DIRECTIONS FOR THIS TASK:
All lines in which the word "Search" occurs are to be extracted.

____ RECORDS

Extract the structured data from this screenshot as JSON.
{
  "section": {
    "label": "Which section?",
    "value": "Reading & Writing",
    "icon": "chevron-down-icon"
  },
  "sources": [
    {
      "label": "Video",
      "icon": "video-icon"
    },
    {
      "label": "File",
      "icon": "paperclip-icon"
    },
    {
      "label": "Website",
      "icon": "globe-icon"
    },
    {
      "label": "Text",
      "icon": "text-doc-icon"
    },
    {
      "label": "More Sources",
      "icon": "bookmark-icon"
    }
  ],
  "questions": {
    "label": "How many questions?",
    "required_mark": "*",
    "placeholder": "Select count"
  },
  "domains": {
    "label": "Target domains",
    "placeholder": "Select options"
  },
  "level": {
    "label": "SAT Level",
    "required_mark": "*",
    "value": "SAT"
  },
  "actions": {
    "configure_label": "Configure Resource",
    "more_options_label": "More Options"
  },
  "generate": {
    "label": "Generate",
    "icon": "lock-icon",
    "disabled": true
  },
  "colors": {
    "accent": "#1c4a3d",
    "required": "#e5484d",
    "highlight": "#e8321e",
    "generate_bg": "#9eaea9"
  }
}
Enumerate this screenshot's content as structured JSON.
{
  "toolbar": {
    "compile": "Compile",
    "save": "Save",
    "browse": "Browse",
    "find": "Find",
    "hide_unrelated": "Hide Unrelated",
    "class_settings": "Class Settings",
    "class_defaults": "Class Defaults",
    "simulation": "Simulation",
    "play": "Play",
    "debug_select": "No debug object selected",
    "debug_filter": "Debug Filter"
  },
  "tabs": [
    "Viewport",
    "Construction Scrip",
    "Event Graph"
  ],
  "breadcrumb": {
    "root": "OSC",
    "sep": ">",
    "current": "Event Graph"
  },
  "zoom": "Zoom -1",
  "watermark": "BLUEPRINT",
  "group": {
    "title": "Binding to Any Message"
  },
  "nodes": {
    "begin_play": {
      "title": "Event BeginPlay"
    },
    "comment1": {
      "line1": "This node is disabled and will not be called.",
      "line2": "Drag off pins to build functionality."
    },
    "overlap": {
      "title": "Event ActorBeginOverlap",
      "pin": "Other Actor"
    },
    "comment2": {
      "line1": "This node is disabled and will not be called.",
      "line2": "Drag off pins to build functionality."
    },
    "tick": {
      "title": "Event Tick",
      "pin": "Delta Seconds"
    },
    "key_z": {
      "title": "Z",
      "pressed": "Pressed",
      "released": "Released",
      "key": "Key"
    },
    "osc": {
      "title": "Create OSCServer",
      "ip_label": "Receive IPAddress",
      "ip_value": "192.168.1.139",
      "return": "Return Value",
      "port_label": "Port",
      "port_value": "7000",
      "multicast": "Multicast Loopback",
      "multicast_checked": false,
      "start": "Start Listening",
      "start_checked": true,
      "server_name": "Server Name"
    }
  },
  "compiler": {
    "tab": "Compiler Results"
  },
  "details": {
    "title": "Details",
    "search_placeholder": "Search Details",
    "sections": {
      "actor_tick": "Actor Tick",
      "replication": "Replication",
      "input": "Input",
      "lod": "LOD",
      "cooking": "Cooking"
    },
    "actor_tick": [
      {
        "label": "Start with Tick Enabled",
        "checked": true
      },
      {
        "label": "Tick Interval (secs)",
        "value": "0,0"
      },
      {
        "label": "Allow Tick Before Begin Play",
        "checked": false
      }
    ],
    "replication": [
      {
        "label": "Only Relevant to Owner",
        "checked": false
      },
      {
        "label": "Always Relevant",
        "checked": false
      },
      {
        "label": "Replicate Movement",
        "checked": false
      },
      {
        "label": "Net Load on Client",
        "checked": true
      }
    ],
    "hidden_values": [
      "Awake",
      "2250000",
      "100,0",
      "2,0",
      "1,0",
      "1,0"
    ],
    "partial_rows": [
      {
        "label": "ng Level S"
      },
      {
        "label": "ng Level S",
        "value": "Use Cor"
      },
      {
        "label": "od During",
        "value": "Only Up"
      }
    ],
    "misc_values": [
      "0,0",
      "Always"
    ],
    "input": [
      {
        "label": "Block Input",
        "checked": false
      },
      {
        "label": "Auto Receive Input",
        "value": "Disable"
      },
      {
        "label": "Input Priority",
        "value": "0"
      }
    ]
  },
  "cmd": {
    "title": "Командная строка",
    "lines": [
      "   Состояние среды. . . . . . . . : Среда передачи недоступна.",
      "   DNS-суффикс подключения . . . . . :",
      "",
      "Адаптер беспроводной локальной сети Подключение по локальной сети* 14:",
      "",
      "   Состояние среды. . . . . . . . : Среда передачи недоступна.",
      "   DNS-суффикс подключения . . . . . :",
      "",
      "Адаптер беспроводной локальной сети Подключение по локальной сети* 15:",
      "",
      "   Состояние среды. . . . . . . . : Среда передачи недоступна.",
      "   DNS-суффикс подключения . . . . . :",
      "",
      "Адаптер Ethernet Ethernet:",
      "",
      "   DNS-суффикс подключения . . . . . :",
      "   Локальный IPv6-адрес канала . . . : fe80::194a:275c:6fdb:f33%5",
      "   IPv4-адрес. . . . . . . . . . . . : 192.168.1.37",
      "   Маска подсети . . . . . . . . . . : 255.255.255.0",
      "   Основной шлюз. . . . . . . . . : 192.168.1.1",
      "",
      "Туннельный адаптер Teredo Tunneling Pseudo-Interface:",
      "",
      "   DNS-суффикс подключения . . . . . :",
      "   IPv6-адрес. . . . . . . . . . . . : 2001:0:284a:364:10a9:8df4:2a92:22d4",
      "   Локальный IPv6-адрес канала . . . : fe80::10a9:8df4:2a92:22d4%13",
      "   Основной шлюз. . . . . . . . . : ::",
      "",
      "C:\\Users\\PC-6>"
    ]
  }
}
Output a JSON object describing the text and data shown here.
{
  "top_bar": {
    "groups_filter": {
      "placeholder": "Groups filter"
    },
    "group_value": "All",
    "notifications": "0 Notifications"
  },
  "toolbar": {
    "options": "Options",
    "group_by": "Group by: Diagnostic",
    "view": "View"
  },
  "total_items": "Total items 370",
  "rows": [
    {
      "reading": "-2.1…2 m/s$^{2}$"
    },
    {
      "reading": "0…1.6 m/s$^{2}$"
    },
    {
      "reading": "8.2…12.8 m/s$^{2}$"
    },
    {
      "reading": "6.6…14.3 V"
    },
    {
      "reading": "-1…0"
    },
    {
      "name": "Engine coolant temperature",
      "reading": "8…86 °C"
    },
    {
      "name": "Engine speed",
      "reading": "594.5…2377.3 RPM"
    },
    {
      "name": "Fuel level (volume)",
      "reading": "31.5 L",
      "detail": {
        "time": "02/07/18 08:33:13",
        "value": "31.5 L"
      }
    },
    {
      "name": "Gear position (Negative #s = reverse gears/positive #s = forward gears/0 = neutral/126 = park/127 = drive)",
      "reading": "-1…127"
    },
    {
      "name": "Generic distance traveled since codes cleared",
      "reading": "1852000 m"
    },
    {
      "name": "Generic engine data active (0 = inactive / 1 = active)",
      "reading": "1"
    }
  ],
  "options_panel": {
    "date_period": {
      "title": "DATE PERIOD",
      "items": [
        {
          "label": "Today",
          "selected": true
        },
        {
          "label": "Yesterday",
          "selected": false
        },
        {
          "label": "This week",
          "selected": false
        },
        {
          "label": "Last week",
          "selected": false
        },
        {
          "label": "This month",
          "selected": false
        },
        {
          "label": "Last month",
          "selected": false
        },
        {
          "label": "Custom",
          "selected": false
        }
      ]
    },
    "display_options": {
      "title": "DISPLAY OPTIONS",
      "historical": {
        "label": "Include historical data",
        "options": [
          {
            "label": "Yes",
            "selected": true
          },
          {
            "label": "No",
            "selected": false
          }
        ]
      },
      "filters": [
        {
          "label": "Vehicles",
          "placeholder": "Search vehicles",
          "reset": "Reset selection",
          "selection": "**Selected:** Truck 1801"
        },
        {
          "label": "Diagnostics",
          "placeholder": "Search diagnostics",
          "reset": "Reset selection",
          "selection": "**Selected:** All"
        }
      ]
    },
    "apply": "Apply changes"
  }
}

________

COMPLETED EXERCISE:
    "search_placeholder": "Search Details",
          "placeholder": "Search vehicles",
          "placeholder": "Search diagnostics",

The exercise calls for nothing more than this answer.